■ TASK STATEMENT: Within this material, how many lines have the string "Deviation" in them? The answer is a number, with nothing added.
[START OF SOURCE RECORDS]
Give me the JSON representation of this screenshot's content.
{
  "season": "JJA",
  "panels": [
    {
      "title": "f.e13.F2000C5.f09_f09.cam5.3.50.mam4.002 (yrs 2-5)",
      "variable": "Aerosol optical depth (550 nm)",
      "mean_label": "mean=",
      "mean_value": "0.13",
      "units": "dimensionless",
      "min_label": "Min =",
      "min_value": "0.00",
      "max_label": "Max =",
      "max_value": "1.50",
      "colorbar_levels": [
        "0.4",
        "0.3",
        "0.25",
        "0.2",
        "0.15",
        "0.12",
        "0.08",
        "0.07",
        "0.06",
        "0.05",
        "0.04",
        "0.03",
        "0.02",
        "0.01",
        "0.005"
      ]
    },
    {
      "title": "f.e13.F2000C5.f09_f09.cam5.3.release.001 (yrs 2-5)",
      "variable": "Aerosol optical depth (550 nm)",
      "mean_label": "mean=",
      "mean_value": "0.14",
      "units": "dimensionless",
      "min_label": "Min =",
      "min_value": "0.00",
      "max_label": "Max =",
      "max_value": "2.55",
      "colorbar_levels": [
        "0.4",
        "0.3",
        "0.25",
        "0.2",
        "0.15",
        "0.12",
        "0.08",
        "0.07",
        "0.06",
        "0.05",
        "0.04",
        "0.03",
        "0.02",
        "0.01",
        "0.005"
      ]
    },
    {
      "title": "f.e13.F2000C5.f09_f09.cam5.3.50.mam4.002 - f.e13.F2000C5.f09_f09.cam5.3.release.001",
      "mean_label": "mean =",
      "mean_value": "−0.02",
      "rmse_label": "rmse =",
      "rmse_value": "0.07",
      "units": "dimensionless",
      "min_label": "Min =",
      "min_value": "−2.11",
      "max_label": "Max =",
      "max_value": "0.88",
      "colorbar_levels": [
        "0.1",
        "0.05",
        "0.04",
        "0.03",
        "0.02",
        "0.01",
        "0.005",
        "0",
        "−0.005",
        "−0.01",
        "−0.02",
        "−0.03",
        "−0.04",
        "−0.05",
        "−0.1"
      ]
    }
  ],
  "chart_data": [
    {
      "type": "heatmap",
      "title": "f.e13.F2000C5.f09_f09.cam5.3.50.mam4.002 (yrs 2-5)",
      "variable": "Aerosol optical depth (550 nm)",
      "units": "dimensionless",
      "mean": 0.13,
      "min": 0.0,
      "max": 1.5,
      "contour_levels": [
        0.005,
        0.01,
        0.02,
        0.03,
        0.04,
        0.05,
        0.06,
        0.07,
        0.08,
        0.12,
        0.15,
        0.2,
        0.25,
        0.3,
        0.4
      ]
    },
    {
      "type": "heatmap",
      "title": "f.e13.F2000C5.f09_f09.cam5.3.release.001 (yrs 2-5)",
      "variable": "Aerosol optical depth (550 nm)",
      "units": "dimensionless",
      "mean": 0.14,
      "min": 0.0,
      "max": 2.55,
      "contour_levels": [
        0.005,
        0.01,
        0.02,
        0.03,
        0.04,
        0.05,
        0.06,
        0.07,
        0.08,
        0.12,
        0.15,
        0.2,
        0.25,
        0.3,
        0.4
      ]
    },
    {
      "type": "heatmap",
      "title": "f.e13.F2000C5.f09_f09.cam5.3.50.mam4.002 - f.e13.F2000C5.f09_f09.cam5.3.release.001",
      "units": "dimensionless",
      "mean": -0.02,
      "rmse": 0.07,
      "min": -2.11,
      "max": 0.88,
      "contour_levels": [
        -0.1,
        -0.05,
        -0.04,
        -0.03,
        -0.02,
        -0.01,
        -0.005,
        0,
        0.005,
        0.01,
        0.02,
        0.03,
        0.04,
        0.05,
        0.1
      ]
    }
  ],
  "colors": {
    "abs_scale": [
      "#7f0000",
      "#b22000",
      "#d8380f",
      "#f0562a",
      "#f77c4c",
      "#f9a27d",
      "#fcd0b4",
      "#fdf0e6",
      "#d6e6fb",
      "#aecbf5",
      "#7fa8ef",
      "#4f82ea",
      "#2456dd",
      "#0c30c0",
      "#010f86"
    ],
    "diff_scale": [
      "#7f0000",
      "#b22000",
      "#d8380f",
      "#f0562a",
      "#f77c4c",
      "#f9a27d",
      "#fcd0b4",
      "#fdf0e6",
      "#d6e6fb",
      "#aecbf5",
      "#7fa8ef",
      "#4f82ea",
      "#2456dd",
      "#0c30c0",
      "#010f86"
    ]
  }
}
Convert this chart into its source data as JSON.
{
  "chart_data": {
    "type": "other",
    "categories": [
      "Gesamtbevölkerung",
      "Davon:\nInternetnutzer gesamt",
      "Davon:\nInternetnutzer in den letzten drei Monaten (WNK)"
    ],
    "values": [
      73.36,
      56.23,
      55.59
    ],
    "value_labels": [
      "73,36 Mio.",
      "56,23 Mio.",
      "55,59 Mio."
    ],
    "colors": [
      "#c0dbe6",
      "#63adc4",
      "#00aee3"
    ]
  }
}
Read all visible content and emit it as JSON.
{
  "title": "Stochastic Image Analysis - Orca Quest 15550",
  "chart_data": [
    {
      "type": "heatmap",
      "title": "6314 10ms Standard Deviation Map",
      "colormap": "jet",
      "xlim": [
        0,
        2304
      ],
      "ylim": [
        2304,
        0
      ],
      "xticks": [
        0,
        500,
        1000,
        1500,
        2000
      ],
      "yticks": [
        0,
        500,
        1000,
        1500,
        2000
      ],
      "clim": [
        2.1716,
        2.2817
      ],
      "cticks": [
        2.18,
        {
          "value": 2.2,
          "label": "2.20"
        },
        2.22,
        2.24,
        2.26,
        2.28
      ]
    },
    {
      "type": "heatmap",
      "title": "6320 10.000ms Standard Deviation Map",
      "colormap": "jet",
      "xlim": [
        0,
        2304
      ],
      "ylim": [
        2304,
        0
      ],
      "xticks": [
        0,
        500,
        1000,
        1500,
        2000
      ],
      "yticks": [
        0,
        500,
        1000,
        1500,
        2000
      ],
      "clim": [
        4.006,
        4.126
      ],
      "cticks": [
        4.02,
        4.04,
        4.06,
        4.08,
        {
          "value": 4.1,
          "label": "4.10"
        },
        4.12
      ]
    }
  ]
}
[END OF SOURCE RECORDS]
■ CORRECT RESULT: 2